Scan the data. Collect each line that contains the word "Renens".

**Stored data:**
※

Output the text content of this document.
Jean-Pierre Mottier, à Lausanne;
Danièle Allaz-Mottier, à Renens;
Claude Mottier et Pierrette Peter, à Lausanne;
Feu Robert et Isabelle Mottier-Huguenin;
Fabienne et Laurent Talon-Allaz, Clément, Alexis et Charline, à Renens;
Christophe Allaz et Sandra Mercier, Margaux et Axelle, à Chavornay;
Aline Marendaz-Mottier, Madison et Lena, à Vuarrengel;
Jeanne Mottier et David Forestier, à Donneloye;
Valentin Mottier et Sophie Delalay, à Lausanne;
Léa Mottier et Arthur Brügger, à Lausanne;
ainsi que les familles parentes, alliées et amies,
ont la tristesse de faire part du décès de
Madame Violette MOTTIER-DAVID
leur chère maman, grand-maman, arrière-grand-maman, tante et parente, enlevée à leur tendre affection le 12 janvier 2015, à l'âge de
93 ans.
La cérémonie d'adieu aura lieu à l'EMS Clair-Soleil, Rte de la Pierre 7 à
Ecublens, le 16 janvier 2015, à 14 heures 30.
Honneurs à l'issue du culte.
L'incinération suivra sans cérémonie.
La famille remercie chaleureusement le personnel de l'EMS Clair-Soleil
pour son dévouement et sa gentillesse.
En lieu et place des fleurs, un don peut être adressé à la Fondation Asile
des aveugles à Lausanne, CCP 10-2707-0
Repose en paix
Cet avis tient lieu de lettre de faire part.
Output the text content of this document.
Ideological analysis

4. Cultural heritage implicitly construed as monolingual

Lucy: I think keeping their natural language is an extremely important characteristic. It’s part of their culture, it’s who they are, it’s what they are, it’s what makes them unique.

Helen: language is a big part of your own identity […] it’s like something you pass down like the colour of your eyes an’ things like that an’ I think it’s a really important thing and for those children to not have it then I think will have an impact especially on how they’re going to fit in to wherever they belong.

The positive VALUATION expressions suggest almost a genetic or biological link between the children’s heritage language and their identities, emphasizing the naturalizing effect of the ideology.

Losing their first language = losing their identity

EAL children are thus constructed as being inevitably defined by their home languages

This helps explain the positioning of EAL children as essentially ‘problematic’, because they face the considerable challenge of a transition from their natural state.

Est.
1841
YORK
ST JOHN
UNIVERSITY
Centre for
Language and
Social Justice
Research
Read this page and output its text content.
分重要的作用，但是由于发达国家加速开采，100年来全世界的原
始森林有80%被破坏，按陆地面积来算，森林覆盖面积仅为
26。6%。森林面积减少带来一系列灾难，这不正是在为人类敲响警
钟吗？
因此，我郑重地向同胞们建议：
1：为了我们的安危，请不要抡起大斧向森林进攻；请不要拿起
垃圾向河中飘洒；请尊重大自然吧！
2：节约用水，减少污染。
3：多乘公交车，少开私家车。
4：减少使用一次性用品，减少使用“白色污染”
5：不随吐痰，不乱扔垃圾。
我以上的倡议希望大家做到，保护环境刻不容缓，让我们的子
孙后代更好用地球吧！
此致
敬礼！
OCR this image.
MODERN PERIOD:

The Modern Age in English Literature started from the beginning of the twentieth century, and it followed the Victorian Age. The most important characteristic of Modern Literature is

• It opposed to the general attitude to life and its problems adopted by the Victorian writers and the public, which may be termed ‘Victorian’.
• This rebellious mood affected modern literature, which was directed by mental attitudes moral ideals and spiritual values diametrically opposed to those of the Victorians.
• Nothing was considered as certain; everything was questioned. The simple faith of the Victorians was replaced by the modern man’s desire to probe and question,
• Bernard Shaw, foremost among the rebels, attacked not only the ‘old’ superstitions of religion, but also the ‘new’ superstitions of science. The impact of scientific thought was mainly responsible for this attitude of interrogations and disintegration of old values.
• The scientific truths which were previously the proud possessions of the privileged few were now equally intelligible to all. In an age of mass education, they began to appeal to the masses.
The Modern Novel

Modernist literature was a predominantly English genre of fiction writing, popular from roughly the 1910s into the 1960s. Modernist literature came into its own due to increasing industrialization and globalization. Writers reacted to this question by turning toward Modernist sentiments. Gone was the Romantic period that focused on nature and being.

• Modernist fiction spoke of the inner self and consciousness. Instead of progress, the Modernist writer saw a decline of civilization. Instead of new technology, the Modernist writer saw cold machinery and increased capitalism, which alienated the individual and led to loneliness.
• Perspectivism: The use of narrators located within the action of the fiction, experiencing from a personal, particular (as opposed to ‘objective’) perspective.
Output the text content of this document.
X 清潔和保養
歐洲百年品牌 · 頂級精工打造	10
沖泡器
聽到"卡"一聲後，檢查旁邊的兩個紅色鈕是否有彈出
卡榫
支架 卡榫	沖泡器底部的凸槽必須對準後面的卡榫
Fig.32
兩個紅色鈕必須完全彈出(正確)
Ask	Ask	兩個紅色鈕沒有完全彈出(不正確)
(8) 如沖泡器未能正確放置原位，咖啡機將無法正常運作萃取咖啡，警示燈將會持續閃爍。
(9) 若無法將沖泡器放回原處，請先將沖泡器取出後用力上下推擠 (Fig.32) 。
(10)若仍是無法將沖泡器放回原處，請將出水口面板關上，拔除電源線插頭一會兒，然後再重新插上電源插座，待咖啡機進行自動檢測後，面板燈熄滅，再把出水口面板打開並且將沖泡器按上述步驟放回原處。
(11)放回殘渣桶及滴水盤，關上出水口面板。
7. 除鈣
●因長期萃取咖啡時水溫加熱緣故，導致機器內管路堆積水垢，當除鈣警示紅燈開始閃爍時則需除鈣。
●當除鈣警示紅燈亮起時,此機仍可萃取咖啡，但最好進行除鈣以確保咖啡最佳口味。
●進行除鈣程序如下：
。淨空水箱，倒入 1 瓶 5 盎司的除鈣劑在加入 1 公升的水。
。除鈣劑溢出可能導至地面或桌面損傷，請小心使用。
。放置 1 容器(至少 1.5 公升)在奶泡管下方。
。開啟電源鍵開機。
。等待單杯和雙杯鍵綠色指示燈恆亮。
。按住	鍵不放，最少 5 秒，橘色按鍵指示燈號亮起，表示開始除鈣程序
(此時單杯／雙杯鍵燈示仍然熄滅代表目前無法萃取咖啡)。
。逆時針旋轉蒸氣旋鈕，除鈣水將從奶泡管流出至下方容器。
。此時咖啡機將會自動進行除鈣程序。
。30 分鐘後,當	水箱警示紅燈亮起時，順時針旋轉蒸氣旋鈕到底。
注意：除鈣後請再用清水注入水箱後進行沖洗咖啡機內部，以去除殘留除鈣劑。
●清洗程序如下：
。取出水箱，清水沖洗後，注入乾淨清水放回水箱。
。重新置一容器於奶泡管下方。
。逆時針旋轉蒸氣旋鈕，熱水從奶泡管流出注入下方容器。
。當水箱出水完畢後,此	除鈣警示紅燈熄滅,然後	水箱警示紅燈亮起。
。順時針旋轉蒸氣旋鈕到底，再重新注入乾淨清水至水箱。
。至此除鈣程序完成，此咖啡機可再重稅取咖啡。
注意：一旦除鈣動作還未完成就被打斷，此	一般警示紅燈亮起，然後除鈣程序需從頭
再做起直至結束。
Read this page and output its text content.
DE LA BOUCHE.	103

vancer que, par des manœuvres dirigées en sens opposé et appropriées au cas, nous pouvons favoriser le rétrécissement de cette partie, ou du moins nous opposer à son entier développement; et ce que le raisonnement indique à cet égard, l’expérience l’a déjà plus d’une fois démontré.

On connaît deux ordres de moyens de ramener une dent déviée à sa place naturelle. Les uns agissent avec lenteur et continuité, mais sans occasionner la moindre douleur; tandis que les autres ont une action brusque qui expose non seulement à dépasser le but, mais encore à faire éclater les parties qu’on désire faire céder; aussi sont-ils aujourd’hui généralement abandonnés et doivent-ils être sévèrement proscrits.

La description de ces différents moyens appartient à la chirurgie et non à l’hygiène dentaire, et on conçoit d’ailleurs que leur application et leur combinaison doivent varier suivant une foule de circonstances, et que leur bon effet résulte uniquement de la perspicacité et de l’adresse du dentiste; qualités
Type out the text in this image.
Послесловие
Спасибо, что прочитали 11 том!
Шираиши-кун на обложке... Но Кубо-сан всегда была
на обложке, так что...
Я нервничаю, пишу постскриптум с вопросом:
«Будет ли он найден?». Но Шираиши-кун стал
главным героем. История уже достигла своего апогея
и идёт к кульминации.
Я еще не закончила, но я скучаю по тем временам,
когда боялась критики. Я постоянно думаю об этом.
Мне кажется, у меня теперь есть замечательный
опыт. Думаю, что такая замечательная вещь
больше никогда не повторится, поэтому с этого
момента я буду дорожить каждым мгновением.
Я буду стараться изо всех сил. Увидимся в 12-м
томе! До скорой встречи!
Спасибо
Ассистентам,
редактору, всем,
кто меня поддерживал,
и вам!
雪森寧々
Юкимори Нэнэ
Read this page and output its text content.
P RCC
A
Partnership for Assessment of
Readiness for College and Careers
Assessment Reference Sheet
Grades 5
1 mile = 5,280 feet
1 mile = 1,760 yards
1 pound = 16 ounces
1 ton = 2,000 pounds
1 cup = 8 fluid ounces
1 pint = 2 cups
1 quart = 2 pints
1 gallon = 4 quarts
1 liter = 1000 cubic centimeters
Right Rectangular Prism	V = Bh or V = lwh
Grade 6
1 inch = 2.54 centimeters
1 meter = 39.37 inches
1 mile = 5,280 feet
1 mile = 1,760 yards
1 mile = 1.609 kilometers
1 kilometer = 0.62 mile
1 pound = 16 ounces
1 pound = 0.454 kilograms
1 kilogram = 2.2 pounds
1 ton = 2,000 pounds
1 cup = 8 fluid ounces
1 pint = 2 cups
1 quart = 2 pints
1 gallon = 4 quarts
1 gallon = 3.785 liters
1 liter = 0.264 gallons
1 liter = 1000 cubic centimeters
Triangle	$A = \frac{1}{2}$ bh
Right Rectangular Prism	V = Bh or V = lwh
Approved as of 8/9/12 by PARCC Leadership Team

※

**COMPLETED EXERCISE:**
Danièle Allaz-Mottier, à Renens;
Fabienne et Laurent Talon-Allaz, Clément, Alexis et Charline, à Renens;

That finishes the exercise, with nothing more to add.